◆ Directive:
Only the lines from the one containing "Transcribe the text in this document." through the last line below should be written out, exactly and with both ends kept.

========================================================================

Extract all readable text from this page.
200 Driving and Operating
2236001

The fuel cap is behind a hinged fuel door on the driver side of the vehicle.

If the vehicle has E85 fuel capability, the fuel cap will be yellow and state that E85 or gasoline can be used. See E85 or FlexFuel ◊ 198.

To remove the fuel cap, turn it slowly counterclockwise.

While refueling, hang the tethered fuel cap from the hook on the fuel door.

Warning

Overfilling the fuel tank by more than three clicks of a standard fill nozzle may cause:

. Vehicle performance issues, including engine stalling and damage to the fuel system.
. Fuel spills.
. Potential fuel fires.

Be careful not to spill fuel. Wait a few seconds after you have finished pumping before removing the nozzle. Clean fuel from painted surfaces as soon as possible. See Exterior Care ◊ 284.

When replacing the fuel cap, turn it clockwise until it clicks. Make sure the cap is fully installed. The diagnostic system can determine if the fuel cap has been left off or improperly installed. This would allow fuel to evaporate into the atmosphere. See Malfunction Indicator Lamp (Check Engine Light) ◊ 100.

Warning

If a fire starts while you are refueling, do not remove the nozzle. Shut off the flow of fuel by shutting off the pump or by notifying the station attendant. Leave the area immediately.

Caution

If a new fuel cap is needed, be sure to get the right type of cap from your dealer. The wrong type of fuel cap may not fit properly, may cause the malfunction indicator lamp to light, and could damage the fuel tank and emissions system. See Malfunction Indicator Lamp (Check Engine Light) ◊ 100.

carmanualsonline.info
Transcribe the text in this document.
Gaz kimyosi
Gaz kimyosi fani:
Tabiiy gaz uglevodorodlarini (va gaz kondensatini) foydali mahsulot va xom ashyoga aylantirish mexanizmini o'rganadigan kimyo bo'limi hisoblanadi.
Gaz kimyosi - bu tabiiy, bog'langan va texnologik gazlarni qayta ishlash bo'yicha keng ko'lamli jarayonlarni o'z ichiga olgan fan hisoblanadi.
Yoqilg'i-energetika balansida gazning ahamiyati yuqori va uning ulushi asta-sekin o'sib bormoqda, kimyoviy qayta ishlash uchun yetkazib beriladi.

========================================================================

◆ Result for this task:
Transcribe the text in this document.
Gaz kimyosi
Gaz kimyosi fani:
Tabiiy gaz uglevodorodlarini (va gaz kondensatini) foydali mahsulot va xom ashyoga aylantirish mexanizmini o'rganadigan kimyo bo'limi hisoblanadi.
Gaz kimyosi - bu tabiiy, bog'langan va texnologik gazlarni qayta ishlash bo'yicha keng ko'lamli jarayonlarni o'z ichiga olgan fan hisoblanadi.
Yoqilg'i-energetika balansida gazning ahamiyati yuqori va uning ulushi asta-sekin o'sib bormoqda, kimyoviy qayta ishlash uchun yetkazib beriladi.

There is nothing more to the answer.